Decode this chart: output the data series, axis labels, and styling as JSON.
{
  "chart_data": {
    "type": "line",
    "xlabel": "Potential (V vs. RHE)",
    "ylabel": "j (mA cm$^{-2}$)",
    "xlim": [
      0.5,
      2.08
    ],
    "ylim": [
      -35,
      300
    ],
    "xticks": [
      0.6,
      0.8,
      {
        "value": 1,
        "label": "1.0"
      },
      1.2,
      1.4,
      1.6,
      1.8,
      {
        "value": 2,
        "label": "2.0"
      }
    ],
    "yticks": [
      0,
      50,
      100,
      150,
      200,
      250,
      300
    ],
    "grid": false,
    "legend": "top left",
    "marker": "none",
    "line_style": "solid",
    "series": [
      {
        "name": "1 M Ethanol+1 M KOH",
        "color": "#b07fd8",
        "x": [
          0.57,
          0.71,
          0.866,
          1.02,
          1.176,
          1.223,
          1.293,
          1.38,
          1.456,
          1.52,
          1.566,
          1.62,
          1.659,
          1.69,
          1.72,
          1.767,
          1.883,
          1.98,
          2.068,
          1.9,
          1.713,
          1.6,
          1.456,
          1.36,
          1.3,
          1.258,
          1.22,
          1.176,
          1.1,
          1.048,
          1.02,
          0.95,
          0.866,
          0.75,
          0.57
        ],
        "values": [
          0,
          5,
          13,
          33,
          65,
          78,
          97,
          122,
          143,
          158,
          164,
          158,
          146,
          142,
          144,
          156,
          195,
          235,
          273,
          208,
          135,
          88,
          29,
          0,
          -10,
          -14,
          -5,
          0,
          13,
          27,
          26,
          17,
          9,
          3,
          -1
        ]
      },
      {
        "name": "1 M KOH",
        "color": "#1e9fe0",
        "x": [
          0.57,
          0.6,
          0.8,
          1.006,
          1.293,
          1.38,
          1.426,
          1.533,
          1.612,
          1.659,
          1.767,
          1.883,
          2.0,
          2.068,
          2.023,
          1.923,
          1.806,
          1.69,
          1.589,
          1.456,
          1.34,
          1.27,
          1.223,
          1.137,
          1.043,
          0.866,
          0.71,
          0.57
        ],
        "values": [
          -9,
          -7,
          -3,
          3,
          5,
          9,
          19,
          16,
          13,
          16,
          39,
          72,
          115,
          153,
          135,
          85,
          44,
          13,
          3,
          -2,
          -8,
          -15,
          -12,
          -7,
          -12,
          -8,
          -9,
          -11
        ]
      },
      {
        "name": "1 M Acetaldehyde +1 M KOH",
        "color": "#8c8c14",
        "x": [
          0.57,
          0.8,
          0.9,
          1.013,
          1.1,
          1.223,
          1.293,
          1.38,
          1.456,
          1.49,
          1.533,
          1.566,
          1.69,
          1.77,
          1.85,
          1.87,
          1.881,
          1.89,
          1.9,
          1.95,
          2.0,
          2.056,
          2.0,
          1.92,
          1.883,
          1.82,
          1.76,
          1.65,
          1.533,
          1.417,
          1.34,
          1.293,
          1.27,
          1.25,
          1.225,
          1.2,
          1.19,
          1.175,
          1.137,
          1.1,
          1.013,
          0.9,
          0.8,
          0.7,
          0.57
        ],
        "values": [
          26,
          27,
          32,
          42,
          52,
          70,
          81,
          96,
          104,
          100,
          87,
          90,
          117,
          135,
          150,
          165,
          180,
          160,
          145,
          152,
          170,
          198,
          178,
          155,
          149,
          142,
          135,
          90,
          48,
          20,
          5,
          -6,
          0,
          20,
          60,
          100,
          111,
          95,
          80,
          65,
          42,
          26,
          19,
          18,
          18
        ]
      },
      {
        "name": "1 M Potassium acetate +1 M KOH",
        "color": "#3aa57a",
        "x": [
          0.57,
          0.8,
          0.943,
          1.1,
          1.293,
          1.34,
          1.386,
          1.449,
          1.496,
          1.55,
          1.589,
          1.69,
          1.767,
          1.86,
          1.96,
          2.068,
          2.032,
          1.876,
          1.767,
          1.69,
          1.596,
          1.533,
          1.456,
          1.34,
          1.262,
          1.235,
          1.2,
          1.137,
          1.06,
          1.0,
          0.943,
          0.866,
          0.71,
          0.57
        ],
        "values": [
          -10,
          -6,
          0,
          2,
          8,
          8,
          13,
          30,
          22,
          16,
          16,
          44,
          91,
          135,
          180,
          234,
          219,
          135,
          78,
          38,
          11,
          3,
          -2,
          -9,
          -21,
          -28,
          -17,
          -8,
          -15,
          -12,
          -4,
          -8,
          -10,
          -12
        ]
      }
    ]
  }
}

========================

▶ Task statement
Pull every line containing the word "name" out of the material.

▶ Result of the exercise
        "name": "1 M Ethanol+1 M KOH",
        "name": "1 M KOH",
        "name": "1 M Acetaldehyde +1 M KOH",
        "name": "1 M Potassium acetate +1 M KOH",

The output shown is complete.